- REQUIRED WORK
Report the count of lines containing the word "about" in the entries below, and nothing more.

'''

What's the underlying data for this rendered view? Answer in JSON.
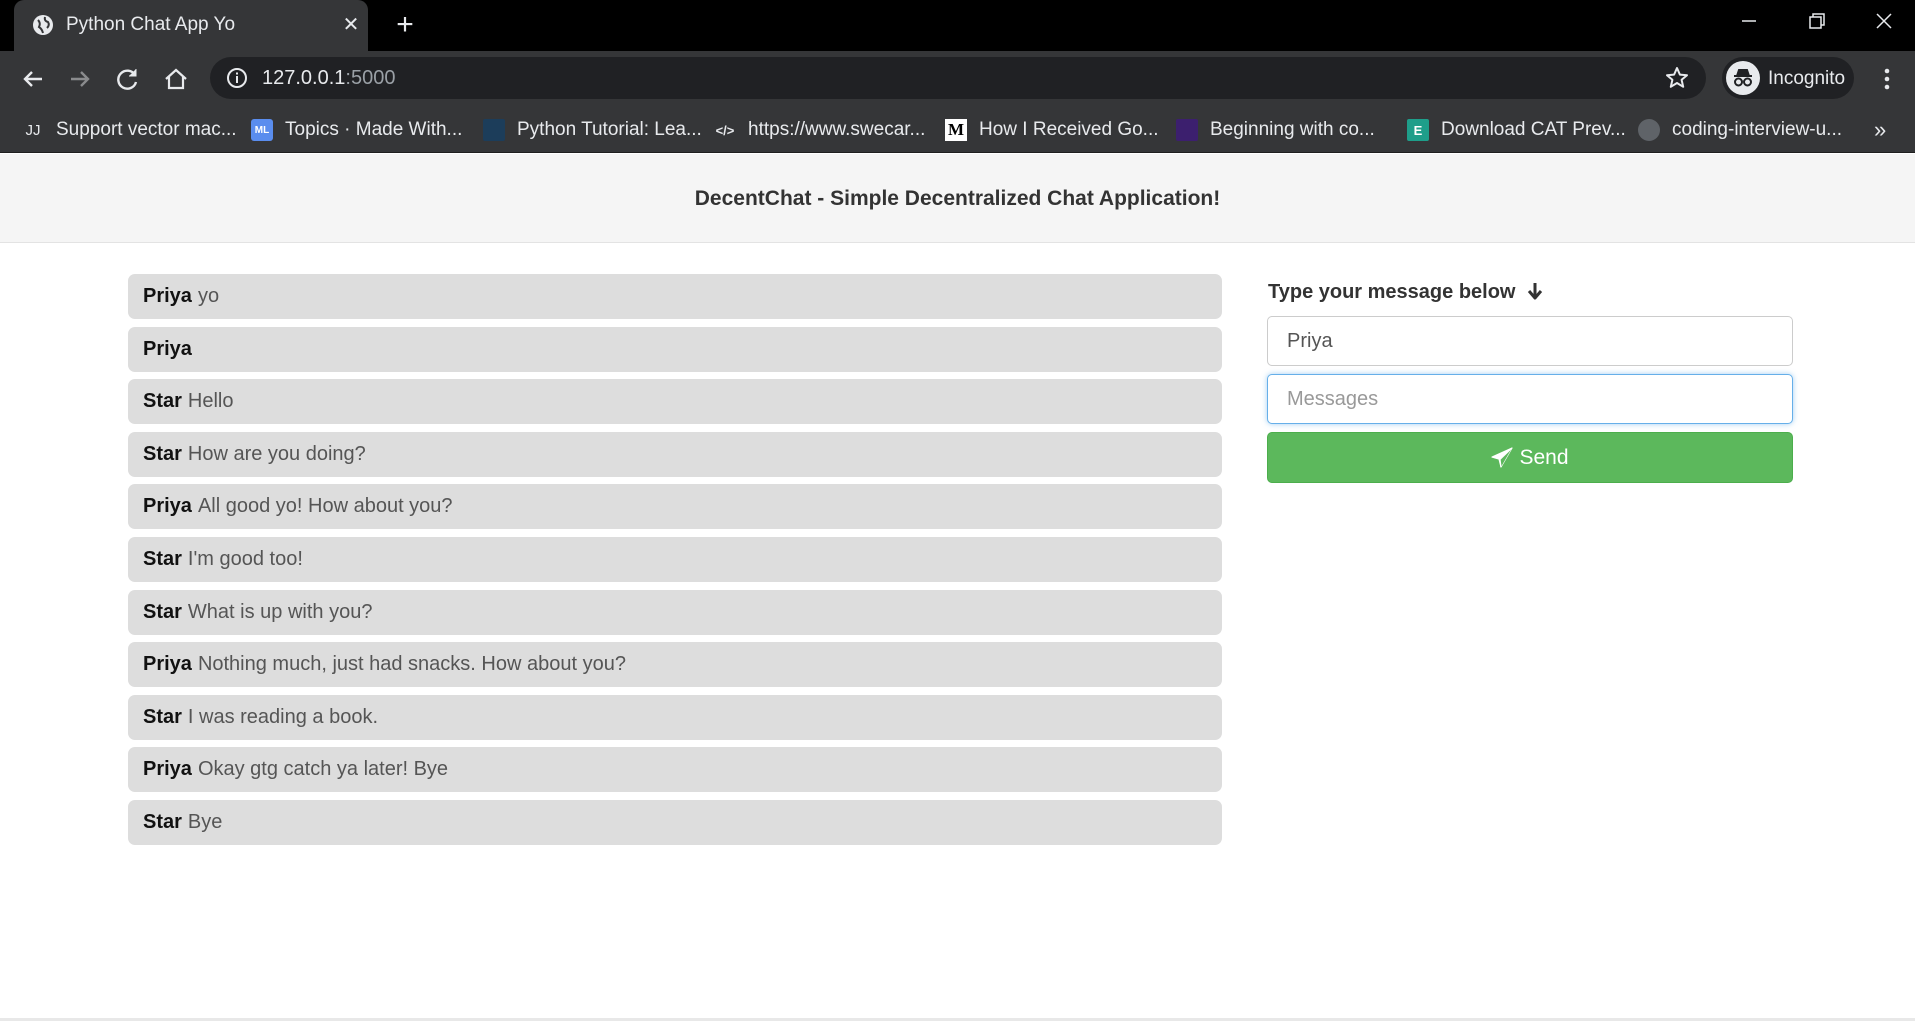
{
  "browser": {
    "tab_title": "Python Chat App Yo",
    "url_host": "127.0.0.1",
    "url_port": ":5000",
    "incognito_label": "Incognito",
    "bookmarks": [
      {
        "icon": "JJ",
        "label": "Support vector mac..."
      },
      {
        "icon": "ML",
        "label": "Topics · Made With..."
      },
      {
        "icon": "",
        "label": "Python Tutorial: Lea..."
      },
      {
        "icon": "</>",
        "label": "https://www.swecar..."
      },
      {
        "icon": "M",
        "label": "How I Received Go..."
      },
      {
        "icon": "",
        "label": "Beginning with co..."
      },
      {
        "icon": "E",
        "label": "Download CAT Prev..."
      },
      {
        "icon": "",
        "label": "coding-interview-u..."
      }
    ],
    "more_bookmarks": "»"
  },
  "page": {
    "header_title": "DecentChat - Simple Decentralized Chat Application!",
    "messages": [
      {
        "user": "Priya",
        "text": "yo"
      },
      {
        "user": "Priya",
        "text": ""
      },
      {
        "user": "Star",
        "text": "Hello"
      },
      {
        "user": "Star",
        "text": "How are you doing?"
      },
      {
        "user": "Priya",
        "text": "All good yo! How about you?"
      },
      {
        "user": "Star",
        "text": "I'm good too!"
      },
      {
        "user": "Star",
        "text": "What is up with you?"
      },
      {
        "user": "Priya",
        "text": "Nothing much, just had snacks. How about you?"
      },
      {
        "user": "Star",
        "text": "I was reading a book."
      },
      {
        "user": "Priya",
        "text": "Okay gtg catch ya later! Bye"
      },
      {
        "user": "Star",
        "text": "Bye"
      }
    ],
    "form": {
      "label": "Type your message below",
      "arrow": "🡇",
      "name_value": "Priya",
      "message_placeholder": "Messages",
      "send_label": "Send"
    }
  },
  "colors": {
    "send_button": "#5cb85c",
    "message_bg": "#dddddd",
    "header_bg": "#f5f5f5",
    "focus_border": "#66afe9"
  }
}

'''
'''

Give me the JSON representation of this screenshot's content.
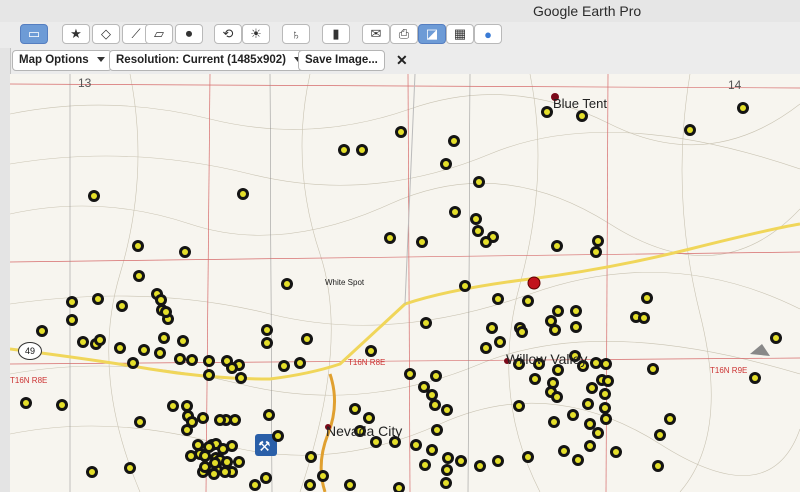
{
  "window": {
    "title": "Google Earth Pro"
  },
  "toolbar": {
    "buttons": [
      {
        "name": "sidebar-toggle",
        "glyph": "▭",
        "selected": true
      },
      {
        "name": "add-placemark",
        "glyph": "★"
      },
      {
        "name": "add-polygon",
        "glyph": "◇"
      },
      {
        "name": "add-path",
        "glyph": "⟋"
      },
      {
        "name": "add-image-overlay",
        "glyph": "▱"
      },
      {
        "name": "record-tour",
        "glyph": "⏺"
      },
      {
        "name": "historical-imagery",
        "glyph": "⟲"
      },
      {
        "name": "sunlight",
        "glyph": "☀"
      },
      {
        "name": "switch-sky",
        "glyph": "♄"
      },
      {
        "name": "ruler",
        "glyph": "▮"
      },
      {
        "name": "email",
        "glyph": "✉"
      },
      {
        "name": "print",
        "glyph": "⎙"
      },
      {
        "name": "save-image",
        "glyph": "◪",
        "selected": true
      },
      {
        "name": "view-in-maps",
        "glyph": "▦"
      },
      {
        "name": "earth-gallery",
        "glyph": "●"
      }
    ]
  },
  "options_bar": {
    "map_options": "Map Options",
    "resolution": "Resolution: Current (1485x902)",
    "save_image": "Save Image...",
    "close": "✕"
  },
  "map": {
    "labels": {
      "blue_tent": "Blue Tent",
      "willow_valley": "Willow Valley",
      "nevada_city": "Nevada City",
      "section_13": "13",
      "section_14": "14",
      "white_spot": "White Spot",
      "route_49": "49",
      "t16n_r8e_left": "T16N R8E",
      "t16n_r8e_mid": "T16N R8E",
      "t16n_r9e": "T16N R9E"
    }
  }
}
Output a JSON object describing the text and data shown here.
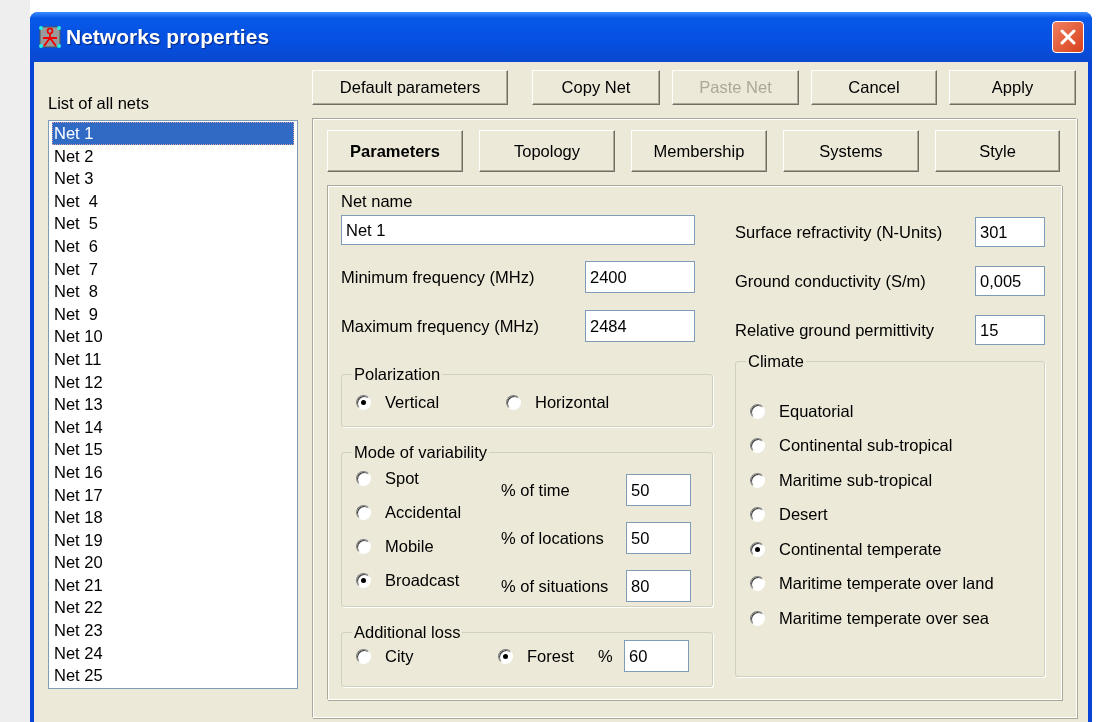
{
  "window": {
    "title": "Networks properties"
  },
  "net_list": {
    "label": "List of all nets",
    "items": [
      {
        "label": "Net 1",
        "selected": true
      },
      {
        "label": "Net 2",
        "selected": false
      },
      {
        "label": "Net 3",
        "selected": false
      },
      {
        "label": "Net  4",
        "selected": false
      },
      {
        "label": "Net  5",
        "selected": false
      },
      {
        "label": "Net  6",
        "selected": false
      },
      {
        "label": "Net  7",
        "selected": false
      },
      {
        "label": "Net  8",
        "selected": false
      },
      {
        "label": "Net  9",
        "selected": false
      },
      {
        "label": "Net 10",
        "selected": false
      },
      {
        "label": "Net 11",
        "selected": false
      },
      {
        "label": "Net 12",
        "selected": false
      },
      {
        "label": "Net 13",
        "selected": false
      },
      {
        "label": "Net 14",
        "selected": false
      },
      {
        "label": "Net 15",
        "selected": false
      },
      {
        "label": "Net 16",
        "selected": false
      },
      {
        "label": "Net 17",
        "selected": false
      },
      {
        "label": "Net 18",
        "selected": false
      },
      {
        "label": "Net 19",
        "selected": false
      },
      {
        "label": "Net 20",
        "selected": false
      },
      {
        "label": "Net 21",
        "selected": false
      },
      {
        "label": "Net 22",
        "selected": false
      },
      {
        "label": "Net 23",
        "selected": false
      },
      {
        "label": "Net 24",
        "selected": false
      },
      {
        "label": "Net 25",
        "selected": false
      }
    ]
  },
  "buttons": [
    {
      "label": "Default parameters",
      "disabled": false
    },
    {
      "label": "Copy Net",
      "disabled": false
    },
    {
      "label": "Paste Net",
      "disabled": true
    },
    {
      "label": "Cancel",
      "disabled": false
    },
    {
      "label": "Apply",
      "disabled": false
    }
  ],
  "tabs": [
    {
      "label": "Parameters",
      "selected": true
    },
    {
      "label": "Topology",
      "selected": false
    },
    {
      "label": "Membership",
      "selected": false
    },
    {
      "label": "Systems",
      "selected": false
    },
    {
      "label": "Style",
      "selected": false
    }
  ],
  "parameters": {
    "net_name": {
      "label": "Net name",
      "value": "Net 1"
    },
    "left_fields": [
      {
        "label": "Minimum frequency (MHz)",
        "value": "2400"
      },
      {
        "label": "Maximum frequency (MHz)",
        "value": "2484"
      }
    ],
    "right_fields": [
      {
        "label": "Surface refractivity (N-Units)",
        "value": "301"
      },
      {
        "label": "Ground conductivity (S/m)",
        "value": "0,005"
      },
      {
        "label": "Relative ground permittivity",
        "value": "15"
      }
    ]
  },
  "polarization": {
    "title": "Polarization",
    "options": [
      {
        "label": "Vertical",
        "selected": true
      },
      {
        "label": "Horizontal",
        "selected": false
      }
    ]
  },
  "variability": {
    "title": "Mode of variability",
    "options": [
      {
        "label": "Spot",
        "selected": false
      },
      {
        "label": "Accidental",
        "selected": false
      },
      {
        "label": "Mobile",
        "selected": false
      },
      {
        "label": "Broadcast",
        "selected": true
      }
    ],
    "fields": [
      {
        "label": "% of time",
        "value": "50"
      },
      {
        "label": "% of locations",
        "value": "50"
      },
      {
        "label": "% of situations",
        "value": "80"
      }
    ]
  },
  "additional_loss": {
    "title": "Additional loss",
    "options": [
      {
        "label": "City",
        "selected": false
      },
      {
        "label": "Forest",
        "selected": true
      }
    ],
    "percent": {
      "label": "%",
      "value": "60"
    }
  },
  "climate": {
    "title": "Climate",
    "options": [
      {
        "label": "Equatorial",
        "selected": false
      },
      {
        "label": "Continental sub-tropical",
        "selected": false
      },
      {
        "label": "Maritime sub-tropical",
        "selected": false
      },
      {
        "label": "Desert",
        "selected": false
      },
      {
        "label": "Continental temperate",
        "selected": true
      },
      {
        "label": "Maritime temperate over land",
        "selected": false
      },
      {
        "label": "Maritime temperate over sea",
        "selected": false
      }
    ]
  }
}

'''

- EXERCISE RESPONSE
2